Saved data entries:
========================================================================
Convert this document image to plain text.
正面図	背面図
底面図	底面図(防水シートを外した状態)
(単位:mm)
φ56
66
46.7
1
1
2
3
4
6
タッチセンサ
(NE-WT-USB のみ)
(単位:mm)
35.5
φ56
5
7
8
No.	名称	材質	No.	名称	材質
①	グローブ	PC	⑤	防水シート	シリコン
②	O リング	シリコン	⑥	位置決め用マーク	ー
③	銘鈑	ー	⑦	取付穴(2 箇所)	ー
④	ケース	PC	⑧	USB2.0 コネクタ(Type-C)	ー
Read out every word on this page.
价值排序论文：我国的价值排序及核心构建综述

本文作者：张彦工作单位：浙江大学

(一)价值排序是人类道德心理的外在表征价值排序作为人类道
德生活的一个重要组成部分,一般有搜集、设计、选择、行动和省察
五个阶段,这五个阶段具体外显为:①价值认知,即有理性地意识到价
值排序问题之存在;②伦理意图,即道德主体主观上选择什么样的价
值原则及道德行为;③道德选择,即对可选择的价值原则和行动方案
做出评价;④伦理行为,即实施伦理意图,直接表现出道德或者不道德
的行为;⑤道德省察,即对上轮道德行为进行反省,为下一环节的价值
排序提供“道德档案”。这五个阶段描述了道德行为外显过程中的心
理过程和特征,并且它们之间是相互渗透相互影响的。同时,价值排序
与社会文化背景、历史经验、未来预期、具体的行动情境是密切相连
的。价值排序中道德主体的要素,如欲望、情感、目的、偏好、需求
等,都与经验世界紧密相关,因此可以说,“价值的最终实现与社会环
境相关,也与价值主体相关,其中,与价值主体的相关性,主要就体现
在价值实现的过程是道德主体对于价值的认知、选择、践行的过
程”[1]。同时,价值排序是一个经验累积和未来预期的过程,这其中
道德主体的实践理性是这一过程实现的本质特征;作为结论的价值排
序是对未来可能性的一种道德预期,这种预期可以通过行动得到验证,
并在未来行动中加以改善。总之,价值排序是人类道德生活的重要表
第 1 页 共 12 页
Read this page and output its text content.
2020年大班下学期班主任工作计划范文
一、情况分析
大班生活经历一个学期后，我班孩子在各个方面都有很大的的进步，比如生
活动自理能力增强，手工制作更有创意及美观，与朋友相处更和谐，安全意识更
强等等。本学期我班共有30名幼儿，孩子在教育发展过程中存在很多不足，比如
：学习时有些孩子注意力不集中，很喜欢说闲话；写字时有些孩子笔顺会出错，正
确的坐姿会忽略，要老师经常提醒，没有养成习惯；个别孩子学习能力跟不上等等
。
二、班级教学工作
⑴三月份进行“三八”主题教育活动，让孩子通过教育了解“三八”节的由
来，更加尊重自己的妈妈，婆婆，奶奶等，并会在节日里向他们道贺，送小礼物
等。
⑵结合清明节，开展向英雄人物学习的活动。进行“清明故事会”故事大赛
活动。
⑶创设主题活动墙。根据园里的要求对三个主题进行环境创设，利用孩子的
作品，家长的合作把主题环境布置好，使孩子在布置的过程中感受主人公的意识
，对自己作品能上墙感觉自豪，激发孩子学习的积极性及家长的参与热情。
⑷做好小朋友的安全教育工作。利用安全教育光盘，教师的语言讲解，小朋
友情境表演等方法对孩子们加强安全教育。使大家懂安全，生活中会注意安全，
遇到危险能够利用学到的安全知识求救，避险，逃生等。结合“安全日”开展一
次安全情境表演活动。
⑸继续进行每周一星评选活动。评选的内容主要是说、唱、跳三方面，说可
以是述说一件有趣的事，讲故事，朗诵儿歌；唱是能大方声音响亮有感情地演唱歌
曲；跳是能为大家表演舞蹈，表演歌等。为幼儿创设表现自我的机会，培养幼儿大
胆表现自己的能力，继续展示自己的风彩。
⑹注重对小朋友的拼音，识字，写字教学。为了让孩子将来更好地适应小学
========================================================================
TASK TO COMPLETE: Please quote the records above exactly, without skipping a line.

ANSWER FOR THE TASK:
Convert this document image to plain text.
正面図	背面図
底面図	底面図(防水シートを外した状態)
(単位:mm)
φ56
66
46.7
1
1
2
3
4
6
タッチセンサ
(NE-WT-USB のみ)
(単位:mm)
35.5
φ56
5
7
8
No.	名称	材質	No.	名称	材質
①	グローブ	PC	⑤	防水シート	シリコン
②	O リング	シリコン	⑥	位置決め用マーク	ー
③	銘鈑	ー	⑦	取付穴(2 箇所)	ー
④	ケース	PC	⑧	USB2.0 コネクタ(Type-C)	ー
Read out every word on this page.
价值排序论文：我国的价值排序及核心构建综述

本文作者：张彦工作单位：浙江大学

(一)价值排序是人类道德心理的外在表征价值排序作为人类道
德生活的一个重要组成部分,一般有搜集、设计、选择、行动和省察
五个阶段,这五个阶段具体外显为:①价值认知,即有理性地意识到价
值排序问题之存在;②伦理意图,即道德主体主观上选择什么样的价
值原则及道德行为;③道德选择,即对可选择的价值原则和行动方案
做出评价;④伦理行为,即实施伦理意图,直接表现出道德或者不道德
的行为;⑤道德省察,即对上轮道德行为进行反省,为下一环节的价值
排序提供“道德档案”。这五个阶段描述了道德行为外显过程中的心
理过程和特征,并且它们之间是相互渗透相互影响的。同时,价值排序
与社会文化背景、历史经验、未来预期、具体的行动情境是密切相连
的。价值排序中道德主体的要素,如欲望、情感、目的、偏好、需求
等,都与经验世界紧密相关,因此可以说,“价值的最终实现与社会环
境相关,也与价值主体相关,其中,与价值主体的相关性,主要就体现
在价值实现的过程是道德主体对于价值的认知、选择、践行的过
程”[1]。同时,价值排序是一个经验累积和未来预期的过程,这其中
道德主体的实践理性是这一过程实现的本质特征;作为结论的价值排
序是对未来可能性的一种道德预期,这种预期可以通过行动得到验证,
并在未来行动中加以改善。总之,价值排序是人类道德生活的重要表
第 1 页 共 12 页
Read this page and output its text content.
2020年大班下学期班主任工作计划范文
一、情况分析
大班生活经历一个学期后，我班孩子在各个方面都有很大的的进步，比如生
活动自理能力增强，手工制作更有创意及美观，与朋友相处更和谐，安全意识更
强等等。本学期我班共有30名幼儿，孩子在教育发展过程中存在很多不足，比如
：学习时有些孩子注意力不集中，很喜欢说闲话；写字时有些孩子笔顺会出错，正
确的坐姿会忽略，要老师经常提醒，没有养成习惯；个别孩子学习能力跟不上等等
。
二、班级教学工作
⑴三月份进行“三八”主题教育活动，让孩子通过教育了解“三八”节的由
来，更加尊重自己的妈妈，婆婆，奶奶等，并会在节日里向他们道贺，送小礼物
等。
⑵结合清明节，开展向英雄人物学习的活动。进行“清明故事会”故事大赛
活动。
⑶创设主题活动墙。根据园里的要求对三个主题进行环境创设，利用孩子的
作品，家长的合作把主题环境布置好，使孩子在布置的过程中感受主人公的意识
，对自己作品能上墙感觉自豪，激发孩子学习的积极性及家长的参与热情。
⑷做好小朋友的安全教育工作。利用安全教育光盘，教师的语言讲解，小朋
友情境表演等方法对孩子们加强安全教育。使大家懂安全，生活中会注意安全，
遇到危险能够利用学到的安全知识求救，避险，逃生等。结合“安全日”开展一
次安全情境表演活动。
⑸继续进行每周一星评选活动。评选的内容主要是说、唱、跳三方面，说可
以是述说一件有趣的事，讲故事，朗诵儿歌；唱是能大方声音响亮有感情地演唱歌
曲；跳是能为大家表演舞蹈，表演歌等。为幼儿创设表现自我的机会，培养幼儿大
胆表现自己的能力，继续展示自己的风彩。
⑹注重对小朋友的拼音，识字，写字教学。为了让孩子将来更好地适应小学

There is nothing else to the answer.